__Element region listings__
# # # # # # #

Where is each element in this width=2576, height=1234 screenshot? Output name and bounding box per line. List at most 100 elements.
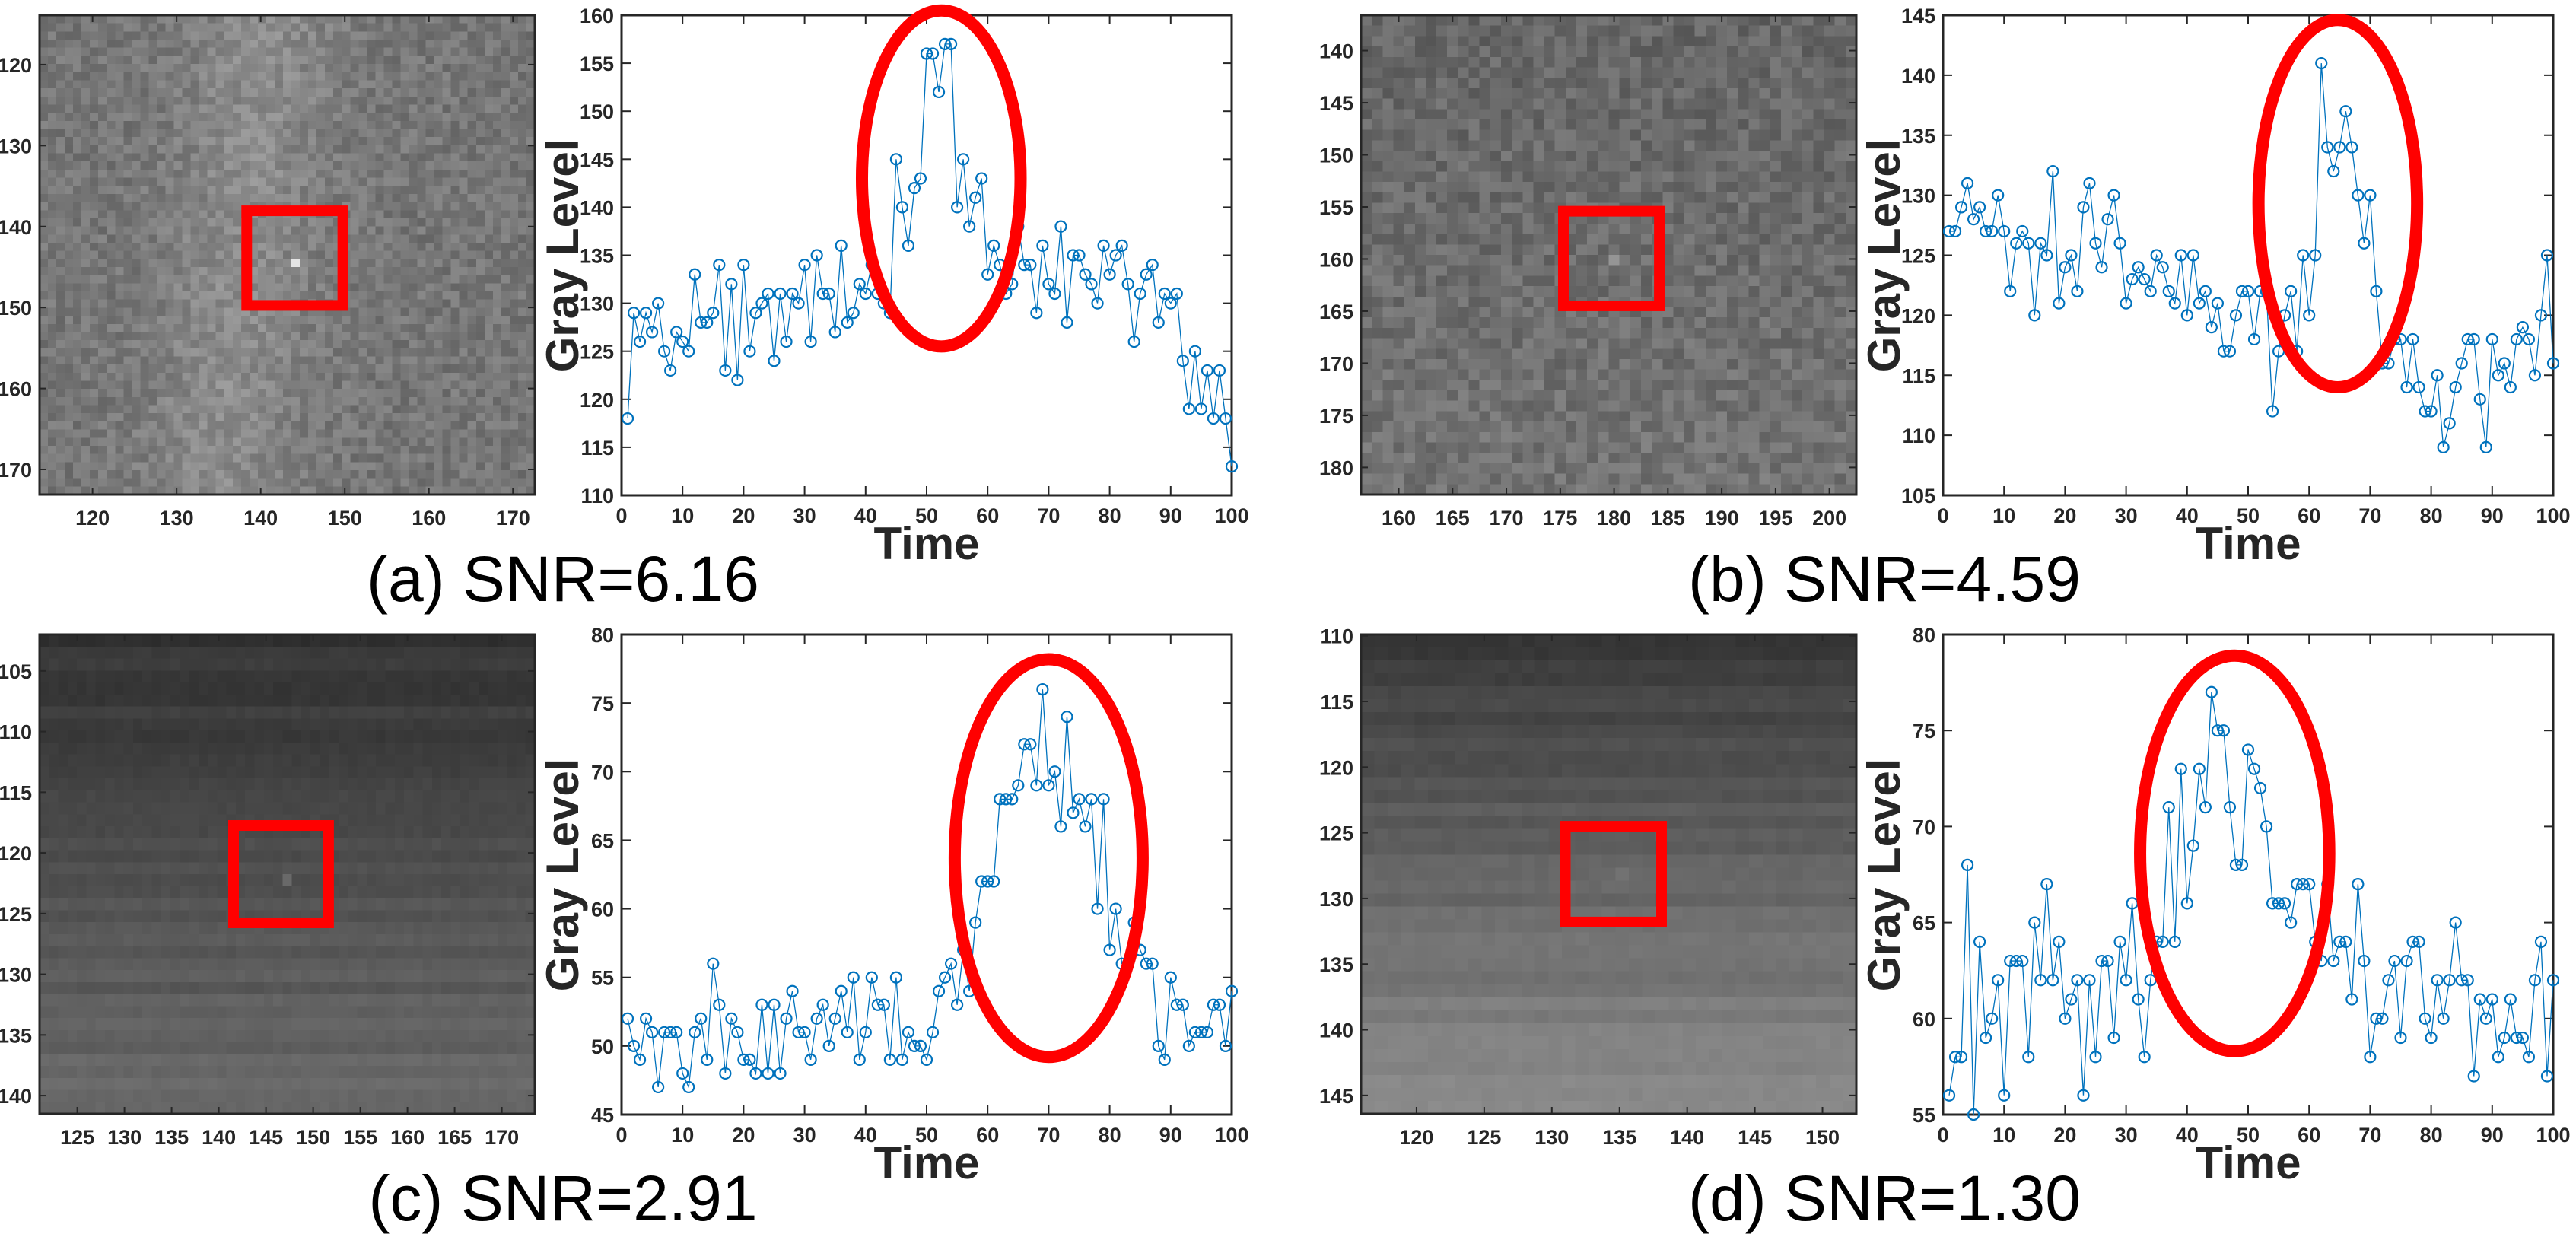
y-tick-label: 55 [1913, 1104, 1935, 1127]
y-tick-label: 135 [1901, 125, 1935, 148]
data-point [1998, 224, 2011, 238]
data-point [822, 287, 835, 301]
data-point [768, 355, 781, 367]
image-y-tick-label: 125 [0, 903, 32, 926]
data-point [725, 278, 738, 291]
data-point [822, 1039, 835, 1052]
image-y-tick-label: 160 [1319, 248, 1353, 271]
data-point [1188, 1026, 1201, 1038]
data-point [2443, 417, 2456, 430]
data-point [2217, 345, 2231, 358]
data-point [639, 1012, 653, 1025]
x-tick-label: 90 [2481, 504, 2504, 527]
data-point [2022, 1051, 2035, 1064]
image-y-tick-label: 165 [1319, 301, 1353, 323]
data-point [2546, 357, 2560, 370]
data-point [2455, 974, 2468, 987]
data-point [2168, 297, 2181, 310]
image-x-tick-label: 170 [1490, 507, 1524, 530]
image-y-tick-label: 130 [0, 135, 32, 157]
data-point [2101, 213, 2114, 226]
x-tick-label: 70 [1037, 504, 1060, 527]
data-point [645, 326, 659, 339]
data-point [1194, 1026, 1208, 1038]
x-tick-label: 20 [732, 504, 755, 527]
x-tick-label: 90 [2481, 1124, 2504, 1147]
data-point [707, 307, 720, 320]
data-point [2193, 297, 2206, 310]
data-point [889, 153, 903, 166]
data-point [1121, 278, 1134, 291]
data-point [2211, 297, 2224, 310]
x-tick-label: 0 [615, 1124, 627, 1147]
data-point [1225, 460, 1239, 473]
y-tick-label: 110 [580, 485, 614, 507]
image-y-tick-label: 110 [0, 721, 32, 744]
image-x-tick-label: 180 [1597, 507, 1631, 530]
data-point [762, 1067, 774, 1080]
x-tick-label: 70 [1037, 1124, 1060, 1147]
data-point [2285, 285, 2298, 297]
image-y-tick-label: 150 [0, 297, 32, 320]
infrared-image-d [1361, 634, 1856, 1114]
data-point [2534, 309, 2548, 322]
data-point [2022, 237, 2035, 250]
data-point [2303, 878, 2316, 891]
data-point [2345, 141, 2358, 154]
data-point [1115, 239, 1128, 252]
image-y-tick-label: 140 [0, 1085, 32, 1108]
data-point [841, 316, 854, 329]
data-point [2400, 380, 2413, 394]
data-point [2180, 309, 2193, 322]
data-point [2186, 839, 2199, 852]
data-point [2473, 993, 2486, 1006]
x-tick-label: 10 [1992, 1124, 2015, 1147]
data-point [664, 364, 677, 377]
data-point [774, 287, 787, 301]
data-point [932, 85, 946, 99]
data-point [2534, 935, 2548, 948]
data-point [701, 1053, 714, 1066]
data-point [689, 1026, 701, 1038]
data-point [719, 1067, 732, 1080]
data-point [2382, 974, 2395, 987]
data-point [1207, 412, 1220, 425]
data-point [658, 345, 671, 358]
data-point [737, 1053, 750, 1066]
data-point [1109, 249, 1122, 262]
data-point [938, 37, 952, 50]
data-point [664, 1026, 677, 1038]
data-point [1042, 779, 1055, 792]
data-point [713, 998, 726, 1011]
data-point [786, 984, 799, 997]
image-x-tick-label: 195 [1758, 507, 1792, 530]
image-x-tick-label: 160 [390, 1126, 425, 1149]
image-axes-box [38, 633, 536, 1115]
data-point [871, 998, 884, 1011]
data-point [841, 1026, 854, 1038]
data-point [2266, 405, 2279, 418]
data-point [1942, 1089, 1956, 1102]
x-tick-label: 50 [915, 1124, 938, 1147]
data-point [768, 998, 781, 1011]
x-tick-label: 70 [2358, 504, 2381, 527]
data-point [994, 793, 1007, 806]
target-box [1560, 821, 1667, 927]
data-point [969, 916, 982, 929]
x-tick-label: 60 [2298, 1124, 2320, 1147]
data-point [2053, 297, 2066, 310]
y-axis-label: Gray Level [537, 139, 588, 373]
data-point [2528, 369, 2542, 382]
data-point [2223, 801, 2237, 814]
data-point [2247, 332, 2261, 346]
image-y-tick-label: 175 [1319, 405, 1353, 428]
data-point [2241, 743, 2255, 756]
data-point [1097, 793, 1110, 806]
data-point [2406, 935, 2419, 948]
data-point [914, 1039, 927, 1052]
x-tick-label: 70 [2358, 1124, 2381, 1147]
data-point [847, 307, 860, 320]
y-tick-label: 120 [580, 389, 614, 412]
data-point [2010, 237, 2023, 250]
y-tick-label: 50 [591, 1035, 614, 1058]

# # # # # # #

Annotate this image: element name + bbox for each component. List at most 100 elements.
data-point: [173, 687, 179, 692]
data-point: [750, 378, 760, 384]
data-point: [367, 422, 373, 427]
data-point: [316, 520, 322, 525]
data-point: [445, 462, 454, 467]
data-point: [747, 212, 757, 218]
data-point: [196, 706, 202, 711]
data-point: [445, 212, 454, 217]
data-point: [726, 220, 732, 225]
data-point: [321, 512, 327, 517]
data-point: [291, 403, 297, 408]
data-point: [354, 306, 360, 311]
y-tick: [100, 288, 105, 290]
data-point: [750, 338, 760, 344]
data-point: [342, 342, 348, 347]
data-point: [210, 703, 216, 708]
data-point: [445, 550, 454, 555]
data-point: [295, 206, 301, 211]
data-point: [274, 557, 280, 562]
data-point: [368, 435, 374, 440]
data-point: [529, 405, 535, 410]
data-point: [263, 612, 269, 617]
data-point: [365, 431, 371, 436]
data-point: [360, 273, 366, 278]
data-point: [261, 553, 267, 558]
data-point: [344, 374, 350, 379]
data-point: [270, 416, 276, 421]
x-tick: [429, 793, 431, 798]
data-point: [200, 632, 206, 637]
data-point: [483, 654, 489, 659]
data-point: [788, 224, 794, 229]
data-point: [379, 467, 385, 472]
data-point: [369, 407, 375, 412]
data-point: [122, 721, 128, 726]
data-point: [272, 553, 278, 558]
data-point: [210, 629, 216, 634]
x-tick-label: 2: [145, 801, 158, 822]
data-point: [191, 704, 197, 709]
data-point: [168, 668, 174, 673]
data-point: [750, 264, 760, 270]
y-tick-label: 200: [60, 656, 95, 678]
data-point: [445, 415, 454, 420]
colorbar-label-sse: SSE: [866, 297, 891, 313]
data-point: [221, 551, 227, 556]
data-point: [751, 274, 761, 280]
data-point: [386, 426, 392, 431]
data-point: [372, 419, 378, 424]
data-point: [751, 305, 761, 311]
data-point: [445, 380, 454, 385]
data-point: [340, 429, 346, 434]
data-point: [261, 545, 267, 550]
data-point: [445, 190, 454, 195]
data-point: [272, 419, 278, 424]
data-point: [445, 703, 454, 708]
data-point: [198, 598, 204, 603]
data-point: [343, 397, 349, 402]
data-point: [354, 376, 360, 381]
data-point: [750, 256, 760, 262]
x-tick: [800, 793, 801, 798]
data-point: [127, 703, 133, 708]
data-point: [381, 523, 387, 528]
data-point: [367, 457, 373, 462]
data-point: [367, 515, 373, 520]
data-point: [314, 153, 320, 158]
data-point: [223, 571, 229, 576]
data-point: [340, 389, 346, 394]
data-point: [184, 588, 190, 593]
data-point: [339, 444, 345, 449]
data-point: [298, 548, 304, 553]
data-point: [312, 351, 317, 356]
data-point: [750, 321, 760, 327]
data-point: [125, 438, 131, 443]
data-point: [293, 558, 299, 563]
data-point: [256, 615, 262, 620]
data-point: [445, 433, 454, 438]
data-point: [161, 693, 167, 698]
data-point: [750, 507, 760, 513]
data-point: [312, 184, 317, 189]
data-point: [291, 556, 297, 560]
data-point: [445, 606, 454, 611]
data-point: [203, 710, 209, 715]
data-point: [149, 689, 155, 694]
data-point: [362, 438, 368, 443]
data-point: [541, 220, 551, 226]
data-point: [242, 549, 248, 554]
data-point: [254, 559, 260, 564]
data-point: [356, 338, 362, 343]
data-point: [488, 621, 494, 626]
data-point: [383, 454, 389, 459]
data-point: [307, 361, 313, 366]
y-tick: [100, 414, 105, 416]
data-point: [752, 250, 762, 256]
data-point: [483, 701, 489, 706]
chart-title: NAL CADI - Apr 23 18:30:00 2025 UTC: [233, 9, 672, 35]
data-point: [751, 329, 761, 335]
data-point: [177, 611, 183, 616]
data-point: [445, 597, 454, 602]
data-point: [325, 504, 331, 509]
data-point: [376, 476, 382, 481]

# # # # # # #

Copy out the entries from the line with "Annotate this image: element" to the line with "data-point: [365, 431, 371, 436]", swapping "data-point" for "plot-marker" and keeping every other detail the same.

Annotate this image: element name + bbox for each component. List at most 100 elements.
plot-marker: [173, 687, 179, 692]
plot-marker: [750, 378, 760, 384]
plot-marker: [367, 422, 373, 427]
plot-marker: [316, 520, 322, 525]
plot-marker: [445, 462, 454, 467]
plot-marker: [747, 212, 757, 218]
plot-marker: [196, 706, 202, 711]
plot-marker: [445, 212, 454, 217]
plot-marker: [726, 220, 732, 225]
plot-marker: [321, 512, 327, 517]
plot-marker: [291, 403, 297, 408]
plot-marker: [354, 306, 360, 311]
y-tick: [100, 288, 105, 290]
plot-marker: [750, 338, 760, 344]
plot-marker: [342, 342, 348, 347]
plot-marker: [210, 703, 216, 708]
plot-marker: [445, 550, 454, 555]
plot-marker: [295, 206, 301, 211]
plot-marker: [274, 557, 280, 562]
plot-marker: [368, 435, 374, 440]
plot-marker: [529, 405, 535, 410]
plot-marker: [263, 612, 269, 617]
plot-marker: [365, 431, 371, 436]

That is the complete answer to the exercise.